▶ GOAL
Locate the string "nombre" in the records below. Copy every line where it occurs.
** Begin **
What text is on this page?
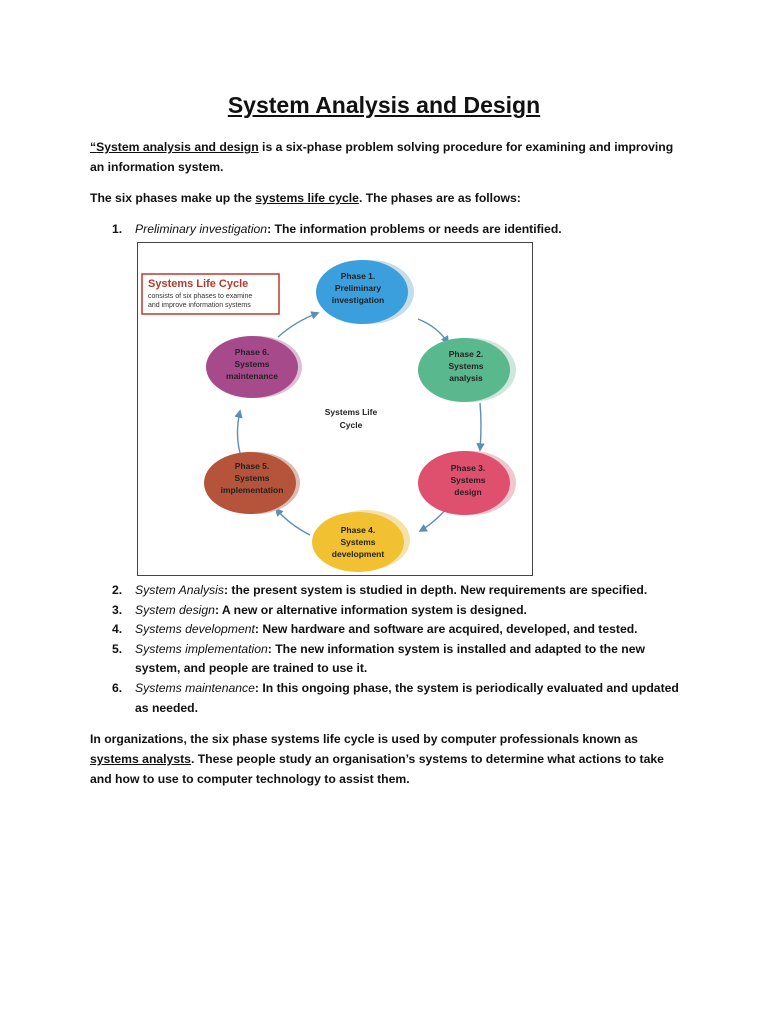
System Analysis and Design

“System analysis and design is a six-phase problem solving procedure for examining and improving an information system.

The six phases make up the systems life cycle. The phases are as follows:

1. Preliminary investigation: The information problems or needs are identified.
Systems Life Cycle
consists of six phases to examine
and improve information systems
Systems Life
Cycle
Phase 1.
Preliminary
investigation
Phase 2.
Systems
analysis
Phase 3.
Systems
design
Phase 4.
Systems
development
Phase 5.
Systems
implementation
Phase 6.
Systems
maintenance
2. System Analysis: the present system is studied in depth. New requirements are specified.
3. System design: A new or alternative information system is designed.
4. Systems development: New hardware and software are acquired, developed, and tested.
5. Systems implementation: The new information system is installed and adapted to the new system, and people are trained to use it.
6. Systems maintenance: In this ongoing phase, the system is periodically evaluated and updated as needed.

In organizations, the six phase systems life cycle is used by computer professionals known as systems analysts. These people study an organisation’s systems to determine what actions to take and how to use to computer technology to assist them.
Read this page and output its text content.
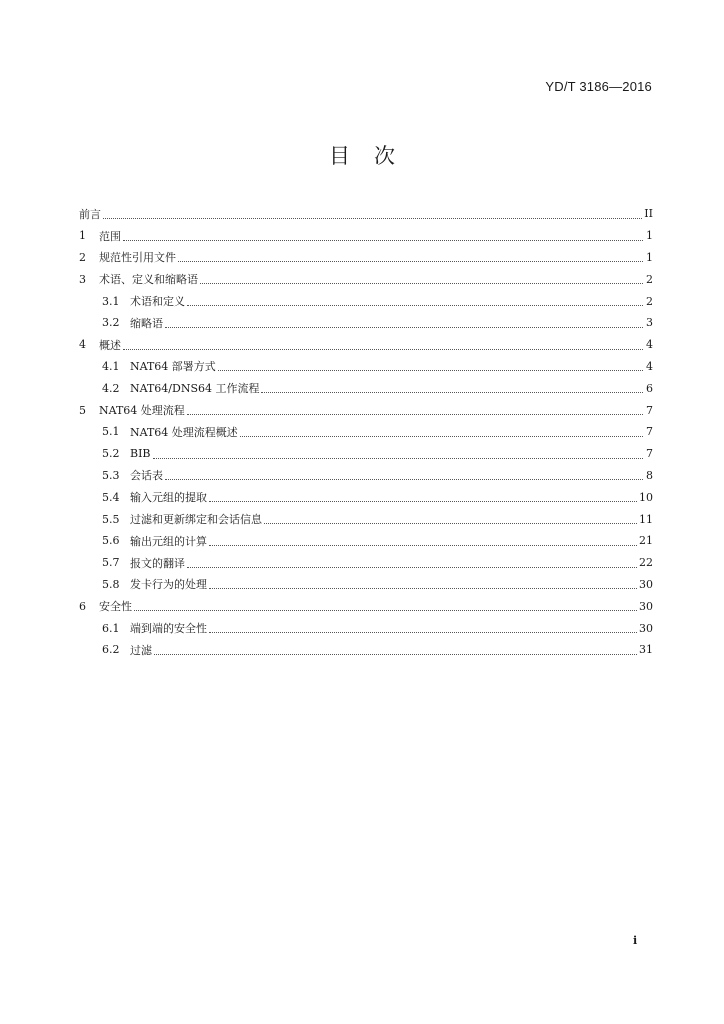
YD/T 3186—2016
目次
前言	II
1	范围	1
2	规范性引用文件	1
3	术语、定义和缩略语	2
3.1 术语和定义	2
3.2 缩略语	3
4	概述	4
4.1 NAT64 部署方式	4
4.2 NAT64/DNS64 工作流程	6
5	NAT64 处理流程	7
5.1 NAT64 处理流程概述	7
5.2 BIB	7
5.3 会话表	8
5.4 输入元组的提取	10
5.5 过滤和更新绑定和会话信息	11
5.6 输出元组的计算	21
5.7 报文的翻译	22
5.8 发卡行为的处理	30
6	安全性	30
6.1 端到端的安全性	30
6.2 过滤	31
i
** End **
** Begin **
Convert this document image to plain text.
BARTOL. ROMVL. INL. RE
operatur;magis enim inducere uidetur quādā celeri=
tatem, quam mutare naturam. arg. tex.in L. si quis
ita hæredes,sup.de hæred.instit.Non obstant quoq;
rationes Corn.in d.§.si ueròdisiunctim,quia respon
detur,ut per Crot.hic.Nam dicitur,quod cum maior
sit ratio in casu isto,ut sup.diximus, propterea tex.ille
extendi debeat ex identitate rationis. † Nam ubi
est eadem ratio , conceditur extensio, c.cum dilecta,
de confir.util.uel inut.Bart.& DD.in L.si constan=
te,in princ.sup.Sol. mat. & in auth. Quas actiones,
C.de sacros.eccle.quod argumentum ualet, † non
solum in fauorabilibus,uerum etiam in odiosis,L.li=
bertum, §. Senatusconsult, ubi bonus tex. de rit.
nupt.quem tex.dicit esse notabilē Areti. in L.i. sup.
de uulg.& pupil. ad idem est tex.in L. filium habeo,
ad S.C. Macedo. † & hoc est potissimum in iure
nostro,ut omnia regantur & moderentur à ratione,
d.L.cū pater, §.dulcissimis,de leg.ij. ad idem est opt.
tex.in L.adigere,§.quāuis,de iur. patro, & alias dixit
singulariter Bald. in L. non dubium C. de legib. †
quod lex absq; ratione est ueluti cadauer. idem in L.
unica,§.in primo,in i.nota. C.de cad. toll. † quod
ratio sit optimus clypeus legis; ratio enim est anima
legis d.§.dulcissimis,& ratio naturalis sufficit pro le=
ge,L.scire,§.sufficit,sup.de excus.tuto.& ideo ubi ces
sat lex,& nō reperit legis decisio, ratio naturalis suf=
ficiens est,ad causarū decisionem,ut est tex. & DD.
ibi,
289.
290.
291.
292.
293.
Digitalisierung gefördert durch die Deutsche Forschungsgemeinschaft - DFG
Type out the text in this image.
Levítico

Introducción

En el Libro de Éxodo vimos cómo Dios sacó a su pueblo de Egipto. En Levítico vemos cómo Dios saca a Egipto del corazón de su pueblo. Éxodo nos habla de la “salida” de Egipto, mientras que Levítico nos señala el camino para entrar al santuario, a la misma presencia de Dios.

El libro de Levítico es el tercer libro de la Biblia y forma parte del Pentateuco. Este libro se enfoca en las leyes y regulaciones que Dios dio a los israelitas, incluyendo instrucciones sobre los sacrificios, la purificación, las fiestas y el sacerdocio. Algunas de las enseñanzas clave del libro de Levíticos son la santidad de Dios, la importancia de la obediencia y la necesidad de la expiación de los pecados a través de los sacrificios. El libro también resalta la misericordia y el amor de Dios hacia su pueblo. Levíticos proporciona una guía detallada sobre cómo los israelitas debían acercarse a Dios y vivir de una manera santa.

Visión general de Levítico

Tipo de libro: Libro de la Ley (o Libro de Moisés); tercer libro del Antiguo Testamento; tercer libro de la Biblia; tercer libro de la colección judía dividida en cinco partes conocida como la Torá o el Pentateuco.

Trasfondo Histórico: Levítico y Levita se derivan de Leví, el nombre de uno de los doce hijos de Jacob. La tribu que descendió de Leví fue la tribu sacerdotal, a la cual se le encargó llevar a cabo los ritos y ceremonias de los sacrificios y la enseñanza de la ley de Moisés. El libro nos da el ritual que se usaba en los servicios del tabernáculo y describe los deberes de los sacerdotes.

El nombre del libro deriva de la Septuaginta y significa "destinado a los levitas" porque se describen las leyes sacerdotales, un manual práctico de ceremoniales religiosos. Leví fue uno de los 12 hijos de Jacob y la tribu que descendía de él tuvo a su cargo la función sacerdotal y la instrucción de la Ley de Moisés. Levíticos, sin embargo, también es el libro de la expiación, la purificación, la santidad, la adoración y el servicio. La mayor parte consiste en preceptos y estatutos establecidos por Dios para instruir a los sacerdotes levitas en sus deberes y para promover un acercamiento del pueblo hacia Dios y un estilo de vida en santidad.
** End **
** Begin **
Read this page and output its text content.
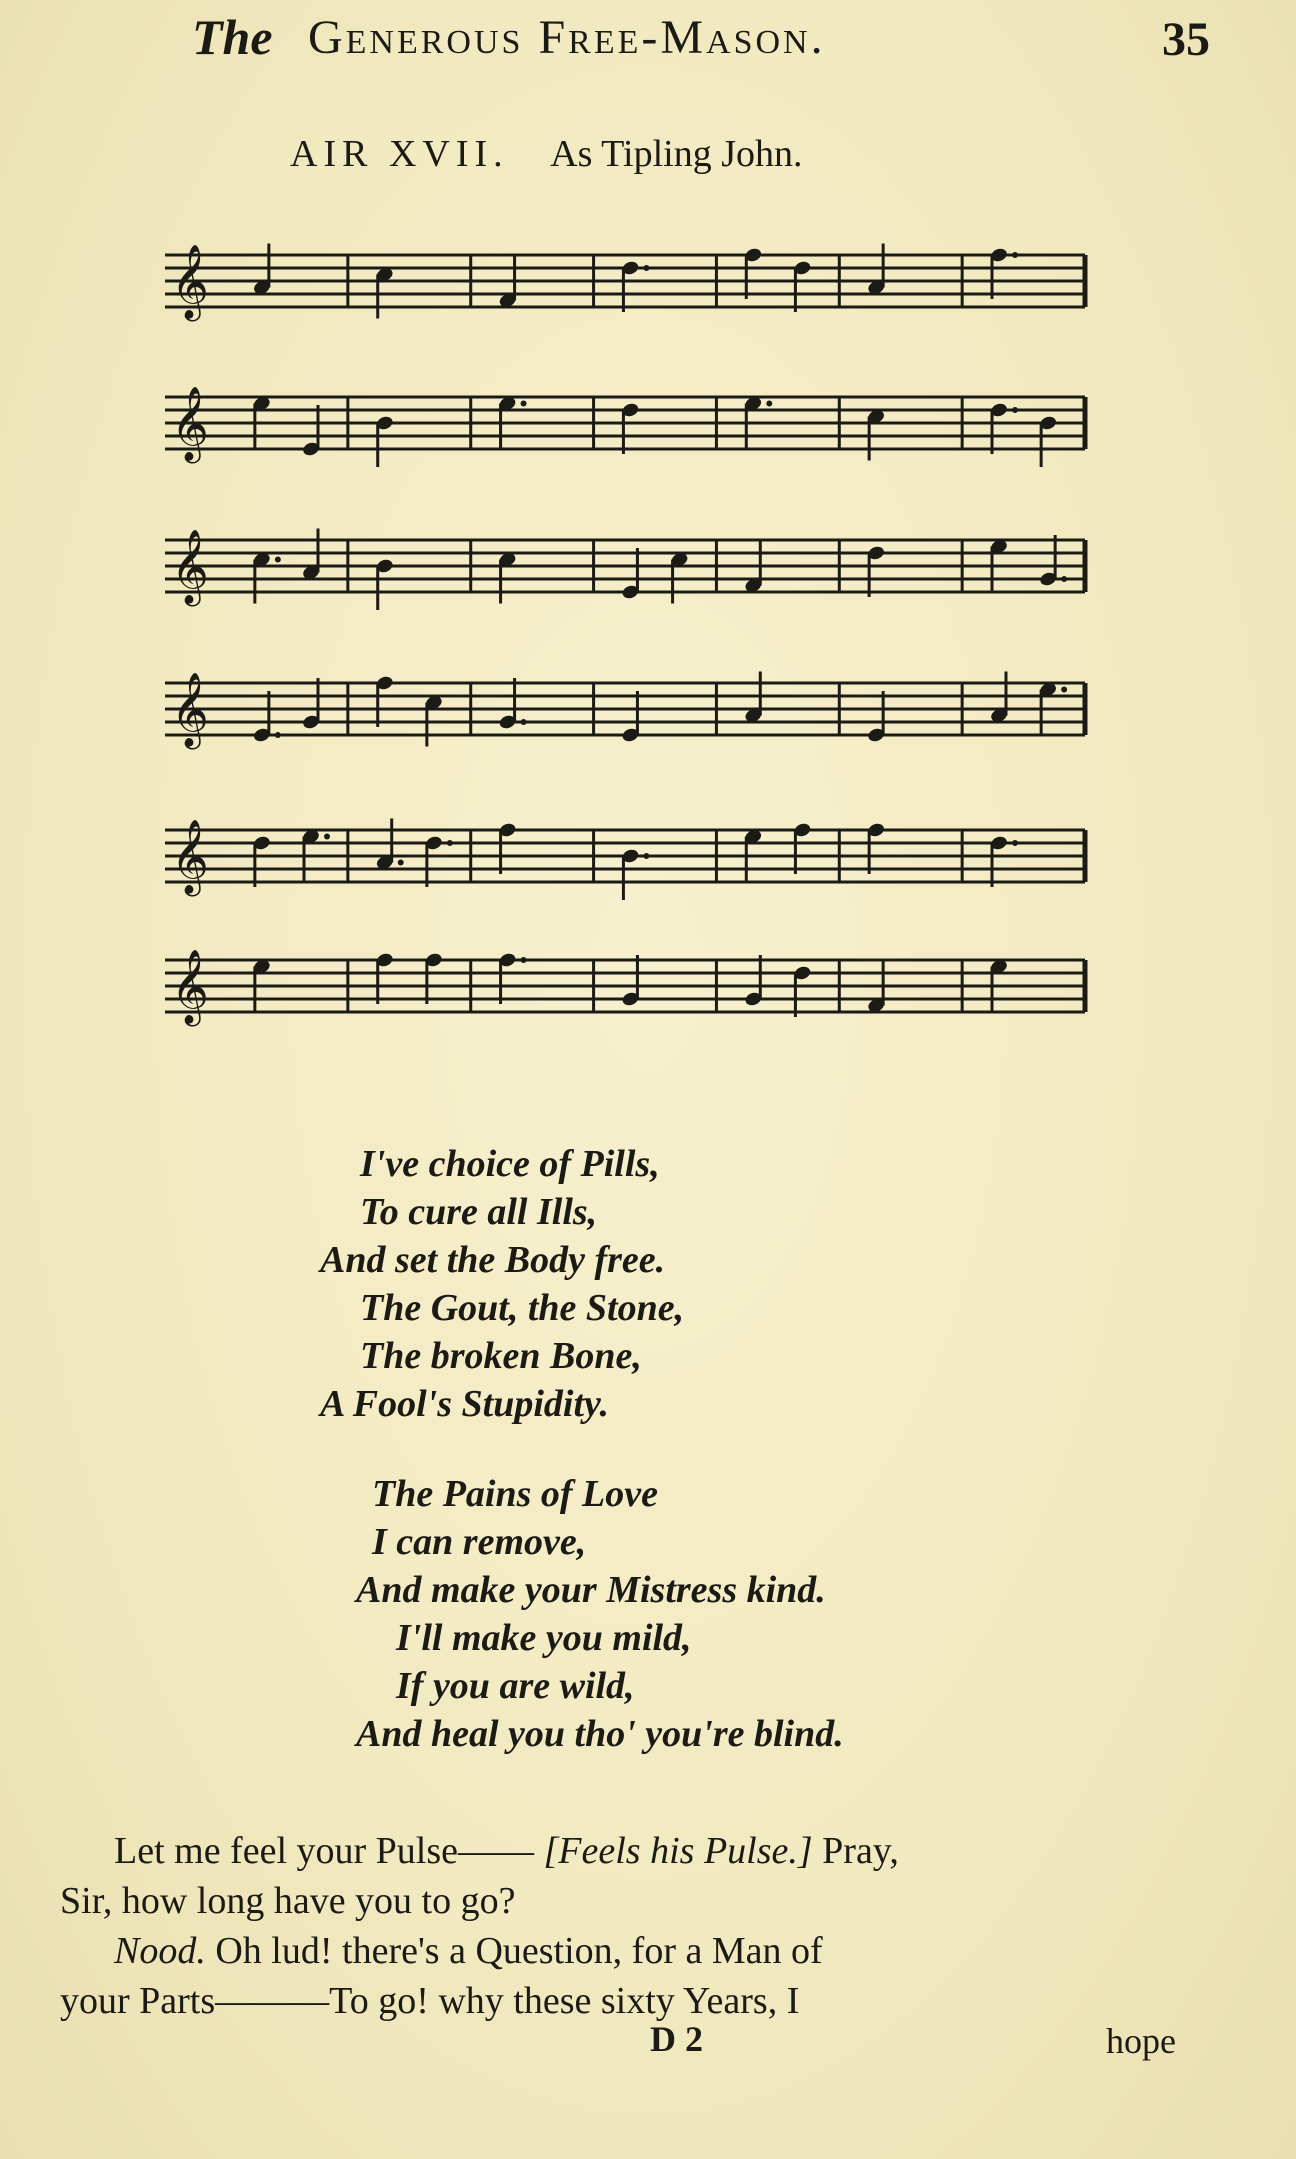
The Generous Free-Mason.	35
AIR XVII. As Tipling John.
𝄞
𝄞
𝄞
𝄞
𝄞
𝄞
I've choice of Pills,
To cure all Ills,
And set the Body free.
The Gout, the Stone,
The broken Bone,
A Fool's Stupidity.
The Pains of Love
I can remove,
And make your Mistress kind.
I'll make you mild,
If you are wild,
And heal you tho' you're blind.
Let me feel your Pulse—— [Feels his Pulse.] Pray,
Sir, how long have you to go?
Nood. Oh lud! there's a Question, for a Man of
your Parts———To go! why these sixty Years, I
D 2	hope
** End **
▶ EXERCISE RESULT
Trasfondo Histórico: Levítico y Levita se derivan de Leví, el nombre de uno de los doce hijos de Jacob. La tribu que descendió de Leví fue la tribu sacerdotal, a la cual se le encargó llevar a cabo los ritos y ceremonias de los sacrificios y la enseñanza de la ley de Moisés. El libro nos da el ritual que se usaba en los servicios del tabernáculo y describe los deberes de los sacerdotes.
El nombre del libro deriva de la Septuaginta y significa "destinado a los levitas" porque se describen las leyes sacerdotales, un manual práctico de ceremoniales religiosos. Leví fue uno de los 12 hijos de Jacob y la tribu que descendía de él tuvo a su cargo la función sacerdotal y la instrucción de la Ley de Moisés. Levíticos, sin embargo, también es el libro de la expiación, la purificación, la santidad, la adoración y el servicio. La mayor parte consiste en preceptos y estatutos establecidos por Dios para instruir a los sacerdotes levitas en sus deberes y para promover un acercamiento del pueblo hacia Dios y un estilo de vida en santidad.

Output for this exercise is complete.